-------- PROVIDED RECORDS
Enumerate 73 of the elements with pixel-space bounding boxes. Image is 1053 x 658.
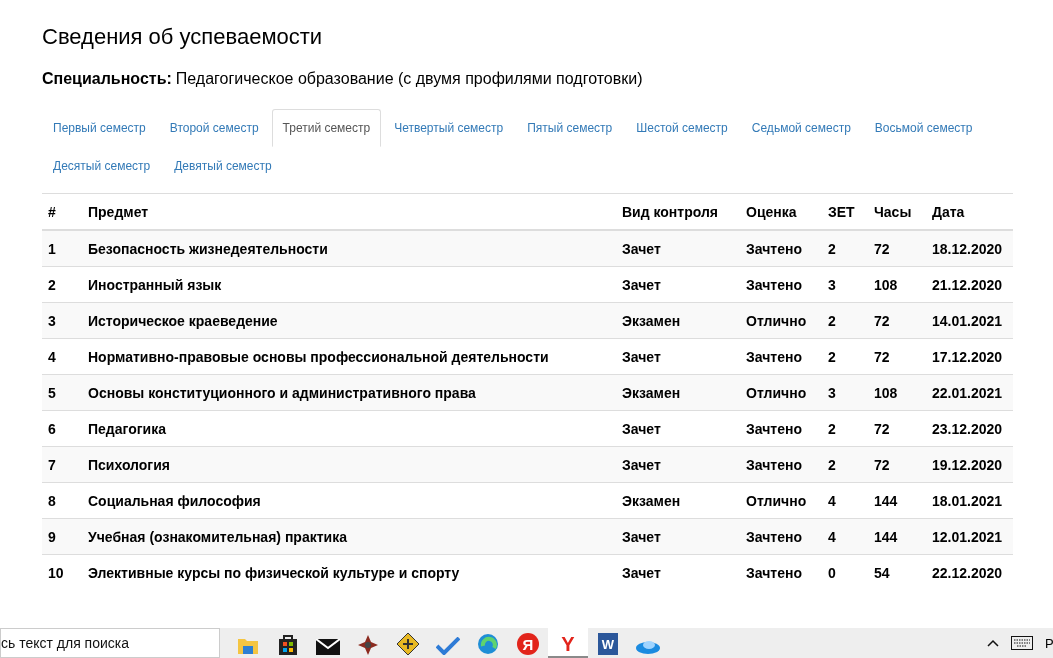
table-cell: 54 bbox=[868, 554, 926, 590]
table-cell: Учебная (ознакомительная) практика bbox=[82, 518, 616, 555]
table-cell: Зачет bbox=[616, 446, 740, 483]
table-cell: Зачтено bbox=[740, 554, 822, 590]
table-cell: Зачет bbox=[616, 518, 740, 555]
table-cell: 2 bbox=[822, 230, 868, 267]
taskbar-app-button[interactable]: Я bbox=[508, 628, 548, 658]
table-cell: Элективные курсы по физической культуре и спорту bbox=[82, 554, 616, 590]
table-cell: 2 bbox=[822, 446, 868, 483]
table-cell: 108 bbox=[868, 374, 926, 411]
folder-icon bbox=[237, 637, 259, 655]
table-cell: 72 bbox=[868, 446, 926, 483]
table-cell: Отлично bbox=[740, 374, 822, 411]
table-cell: 4 bbox=[822, 518, 868, 555]
specialty-label: Специальность: bbox=[42, 70, 172, 87]
table-cell: 7 bbox=[42, 446, 82, 483]
semester-tab[interactable]: Шестой семестр bbox=[625, 109, 739, 147]
diamond-icon bbox=[397, 633, 419, 655]
page-title: Сведения об успеваемости bbox=[42, 24, 324, 50]
table-cell: 0 bbox=[822, 554, 868, 590]
semester-tab[interactable]: Восьмой семестр bbox=[863, 109, 984, 147]
table-cell: Зачет bbox=[616, 554, 740, 590]
table-cell: 12.01.2021 bbox=[926, 518, 1013, 555]
keyboard-icon[interactable] bbox=[1011, 636, 1033, 650]
semester-tab[interactable]: Седьмой семестр bbox=[740, 109, 862, 147]
table-cell: Безопасность жизнедеятельности bbox=[82, 230, 616, 267]
table-cell: 5 bbox=[42, 374, 82, 411]
table-cell: 10 bbox=[42, 554, 82, 590]
table-cell: Зачтено bbox=[740, 518, 822, 555]
table-cell: 72 bbox=[868, 302, 926, 339]
table-cell: Психология bbox=[82, 446, 616, 483]
table-cell: Экзамен bbox=[616, 302, 740, 339]
swirl-icon bbox=[477, 633, 499, 655]
caret-up-icon[interactable] bbox=[987, 639, 999, 647]
table-cell: 19.12.2020 bbox=[926, 446, 1013, 483]
table-cell: Зачет bbox=[616, 230, 740, 267]
table-cell: 14.01.2021 bbox=[926, 302, 1013, 339]
letter-logo-icon: Y bbox=[561, 633, 575, 655]
table-cell: 18.12.2020 bbox=[926, 230, 1013, 267]
table-cell: 72 bbox=[868, 230, 926, 267]
semester-tab[interactable]: Второй семестр bbox=[158, 109, 270, 147]
semester-tab[interactable]: Третий семестр bbox=[271, 109, 382, 147]
table-cell: 1 bbox=[42, 230, 82, 267]
table-cell: Зачтено bbox=[740, 446, 822, 483]
table-cell: 3 bbox=[42, 302, 82, 339]
table-cell: 144 bbox=[868, 518, 926, 555]
table-cell: Историческое краеведение bbox=[82, 302, 616, 339]
language-indicator[interactable]: Р bbox=[1045, 635, 1053, 651]
specialty-value: Педагогическое образование (с двумя профилями подготовки) bbox=[175, 70, 643, 87]
semester-tab[interactable]: Десятый семестр bbox=[42, 147, 162, 185]
letter-logo-icon: Я bbox=[517, 633, 539, 655]
table-cell: Отлично bbox=[740, 302, 822, 339]
shopping-bag-icon bbox=[278, 633, 298, 655]
semester-tab[interactable]: Первый семестр bbox=[42, 109, 157, 147]
table-cell: Экзамен bbox=[616, 374, 740, 411]
taskbar-app-button[interactable]: W bbox=[588, 628, 628, 658]
table-cell: 22.12.2020 bbox=[926, 554, 1013, 590]
semester-tab[interactable]: Девятый семестр bbox=[163, 147, 283, 185]
table-cell: 22.01.2021 bbox=[926, 374, 1013, 411]
search-field[interactable]: сь текст для поиска bbox=[0, 628, 220, 658]
table-cell: 3 bbox=[822, 374, 868, 411]
document-icon: W bbox=[598, 633, 618, 655]
table-cell: Основы конституционного и административного права bbox=[82, 374, 616, 411]
envelope-icon bbox=[316, 639, 340, 655]
checkmark-icon bbox=[436, 637, 460, 655]
table-cell: 9 bbox=[42, 518, 82, 555]
star-icon bbox=[358, 635, 378, 655]
disc-icon bbox=[635, 639, 661, 655]
table-cell: 2 bbox=[822, 302, 868, 339]
table-cell: Зачтено bbox=[740, 230, 822, 267]
semester-tab[interactable]: Четвертый семестр bbox=[383, 109, 515, 147]
semester-tab[interactable]: Пятый семестр bbox=[516, 109, 624, 147]
taskbar-app-button[interactable]: Y bbox=[548, 628, 588, 658]
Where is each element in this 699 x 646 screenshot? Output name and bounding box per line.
----------------
WRITTEN REQUEST
Retype every line of the records above with no changes, and leave out the pictures.

TASK RESPONSE
Enumerate 73 of the elements with pixel-space bounding boxes. Image is 1053 x 658.
table-cell: 54 bbox=[868, 554, 926, 590]
table-cell: Учебная (ознакомительная) практика bbox=[82, 518, 616, 555]
table-cell: Зачет bbox=[616, 446, 740, 483]
table-cell: Зачтено bbox=[740, 554, 822, 590]
table-cell: Зачет bbox=[616, 518, 740, 555]
table-cell: 2 bbox=[822, 230, 868, 267]
taskbar-app-button[interactable]: Я bbox=[508, 628, 548, 658]
table-cell: Элективные курсы по физической культуре и спорту bbox=[82, 554, 616, 590]
table-cell: 2 bbox=[822, 446, 868, 483]
table-cell: 108 bbox=[868, 374, 926, 411]
folder-icon bbox=[237, 637, 259, 655]
table-cell: 72 bbox=[868, 446, 926, 483]
table-cell: Отлично bbox=[740, 374, 822, 411]
table-cell: 4 bbox=[822, 518, 868, 555]
specialty-label: Специальность: bbox=[42, 70, 172, 87]
table-cell: 7 bbox=[42, 446, 82, 483]
semester-tab[interactable]: Шестой семестр bbox=[625, 109, 739, 147]
diamond-icon bbox=[397, 633, 419, 655]
page-title: Сведения об успеваемости bbox=[42, 24, 324, 50]
table-cell: 0 bbox=[822, 554, 868, 590]
semester-tab[interactable]: Восьмой семестр bbox=[863, 109, 984, 147]
table-cell: Зачет bbox=[616, 554, 740, 590]
table-cell: 12.01.2021 bbox=[926, 518, 1013, 555]
keyboard-icon[interactable] bbox=[1011, 636, 1033, 650]
semester-tab[interactable]: Седьмой семестр bbox=[740, 109, 862, 147]
table-cell: Безопасность жизнедеятельности bbox=[82, 230, 616, 267]
table-cell: 5 bbox=[42, 374, 82, 411]
table-cell: 10 bbox=[42, 554, 82, 590]
table-cell: Зачтено bbox=[740, 518, 822, 555]
table-cell: 72 bbox=[868, 302, 926, 339]
table-cell: Психология bbox=[82, 446, 616, 483]
table-cell: Экзамен bbox=[616, 302, 740, 339]
swirl-icon bbox=[477, 633, 499, 655]
caret-up-icon[interactable] bbox=[987, 639, 999, 647]
table-cell: 19.12.2020 bbox=[926, 446, 1013, 483]
table-cell: Зачет bbox=[616, 230, 740, 267]
table-cell: 14.01.2021 bbox=[926, 302, 1013, 339]
letter-logo-icon: Y bbox=[561, 633, 575, 655]
table-cell: 18.12.2020 bbox=[926, 230, 1013, 267]
table-cell: 72 bbox=[868, 230, 926, 267]
semester-tab[interactable]: Второй семестр bbox=[158, 109, 270, 147]
semester-tab[interactable]: Третий семестр bbox=[271, 109, 382, 147]
table-cell: 1 bbox=[42, 230, 82, 267]
table-cell: Зачтено bbox=[740, 446, 822, 483]
table-cell: 3 bbox=[42, 302, 82, 339]
table-cell: 144 bbox=[868, 518, 926, 555]
table-cell: Историческое краеведение bbox=[82, 302, 616, 339]
language-indicator[interactable]: Р bbox=[1045, 635, 1053, 651]
specialty-value: Педагогическое образование (с двумя профилями подготовки) bbox=[175, 70, 643, 87]
semester-tab[interactable]: Десятый семестр bbox=[42, 147, 162, 185]
letter-logo-icon: Я bbox=[517, 633, 539, 655]
table-cell: Отлично bbox=[740, 302, 822, 339]
shopping-bag-icon bbox=[278, 633, 298, 655]
semester-tab[interactable]: Первый семестр bbox=[42, 109, 157, 147]
table-cell: Экзамен bbox=[616, 374, 740, 411]
taskbar-app-button[interactable]: W bbox=[588, 628, 628, 658]
table-cell: 22.12.2020 bbox=[926, 554, 1013, 590]
semester-tab[interactable]: Девятый семестр bbox=[163, 147, 283, 185]
table-cell: 22.01.2021 bbox=[926, 374, 1013, 411]
search-field[interactable]: сь текст для поиска bbox=[0, 628, 220, 658]
table-cell: 3 bbox=[822, 374, 868, 411]
document-icon: W bbox=[598, 633, 618, 655]
table-cell: Основы конституционного и административного права bbox=[82, 374, 616, 411]
envelope-icon bbox=[316, 639, 340, 655]
checkmark-icon bbox=[436, 637, 460, 655]
table-cell: 9 bbox=[42, 518, 82, 555]
star-icon bbox=[358, 635, 378, 655]
disc-icon bbox=[635, 639, 661, 655]
table-cell: 2 bbox=[822, 302, 868, 339]
table-cell: Зачтено bbox=[740, 230, 822, 267]
semester-tab[interactable]: Четвертый семестр bbox=[383, 109, 515, 147]
semester-tab[interactable]: Пятый семестр bbox=[516, 109, 624, 147]
taskbar-app-button[interactable]: Y bbox=[548, 628, 588, 658]
Where is each element in this 699 x 646 screenshot? Output name and bounding box per line.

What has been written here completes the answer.